Which lines contain the string "text"? Please list every one of them.

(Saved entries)
====

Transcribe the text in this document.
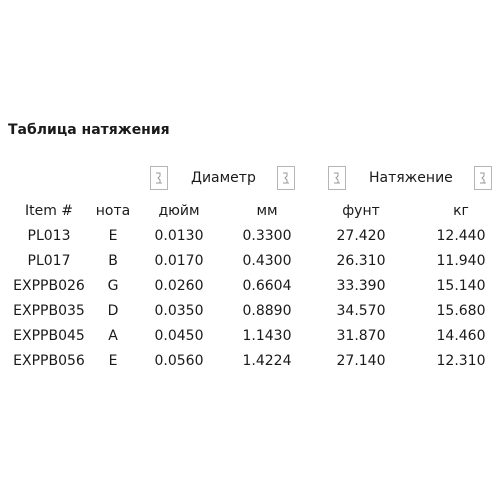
Таблица натяжения
Диаметр	Натяжение
Item #	нота	дюйм	мм	фунт	кг
PL013	E	0.0130	0.3300	27.420	12.440
PL017	B	0.0170	0.4300	26.310	11.940
EXPPB026	G	0.0260	0.6604	33.390	15.140
EXPPB035	D	0.0350	0.8890	34.570	15.680
EXPPB045	A	0.0450	1.1430	31.870	14.460
EXPPB056	E	0.0560	1.4224	27.140	12.310
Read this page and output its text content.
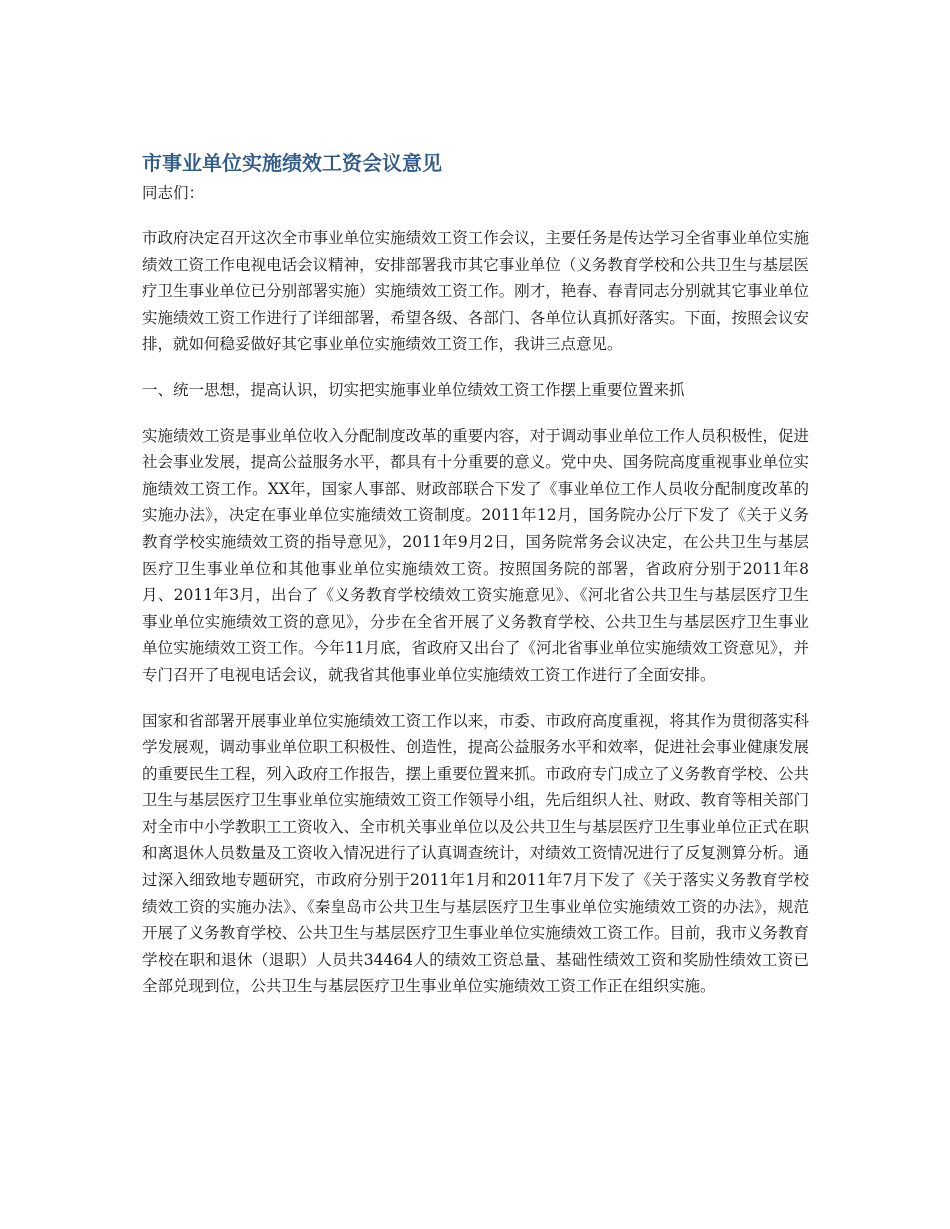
市事业单位实施绩效工资会议意见
同志们：

市政府决定召开这次全市事业单位实施绩效工资工作会议，主要任务是传达学习全省事业单位实施绩效工资工作电视电话会议精神，安排部署我市其它事业单位（义务教育学校和公共卫生与基层医疗卫生事业单位已分别部署实施）实施绩效工资工作。刚才，艳春、春青同志分别就其它事业单位实施绩效工资工作进行了详细部署，希望各级、各部门、各单位认真抓好落实。下面，按照会议安排，就如何稳妥做好其它事业单位实施绩效工资工作，我讲三点意见。

一、统一思想，提高认识，切实把实施事业单位绩效工资工作摆上重要位置来抓

实施绩效工资是事业单位收入分配制度改革的重要内容，对于调动事业单位工作人员积极性，促进社会事业发展，提高公益服务水平，都具有十分重要的意义。党中央、国务院高度重视事业单位实施绩效工资工作。XX年，国家人事部、财政部联合下发了《事业单位工作人员收分配制度改革的实施办法》，决定在事业单位实施绩效工资制度。2011年12月，国务院办公厅下发了《关于义务教育学校实施绩效工资的指导意见》，2011年9月2日，国务院常务会议决定，在公共卫生与基层医疗卫生事业单位和其他事业单位实施绩效工资。按照国务院的部署，省政府分别于2011年8月、2011年3月，出台了《义务教育学校绩效工资实施意见》、《河北省公共卫生与基层医疗卫生事业单位实施绩效工资的意见》，分步在全省开展了义务教育学校、公共卫生与基层医疗卫生事业单位实施绩效工资工作。今年11月底，省政府又出台了《河北省事业单位实施绩效工资意见》，并专门召开了电视电话会议，就我省其他事业单位实施绩效工资工作进行了全面安排。

国家和省部署开展事业单位实施绩效工资工作以来，市委、市政府高度重视，将其作为贯彻落实科学发展观，调动事业单位职工积极性、创造性，提高公益服务水平和效率，促进社会事业健康发展的重要民生工程，列入政府工作报告，摆上重要位置来抓。市政府专门成立了义务教育学校、公共卫生与基层医疗卫生事业单位实施绩效工资工作领导小组，先后组织人社、财政、教育等相关部门对全市中小学教职工工资收入、全市机关事业单位以及公共卫生与基层医疗卫生事业单位正式在职和离退休人员数量及工资收入情况进行了认真调查统计，对绩效工资情况进行了反复测算分析。通过深入细致地专题研究，市政府分别于2011年1月和2011年7月下发了《关于落实义务教育学校绩效工资的实施办法》、《秦皇岛市公共卫生与基层医疗卫生事业单位实施绩效工资的办法》，规范开展了义务教育学校、公共卫生与基层医疗卫生事业单位实施绩效工资工作。目前，我市义务教育学校在职和退休（退职）人员共34464人的绩效工资总量、基础性绩效工资和奖励性绩效工资已全部兑现到位，公共卫生与基层医疗卫生事业单位实施绩效工资工作正在组织实施。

====

* [Answer for the task]
Transcribe the text in this document.
Read this page and output its text content.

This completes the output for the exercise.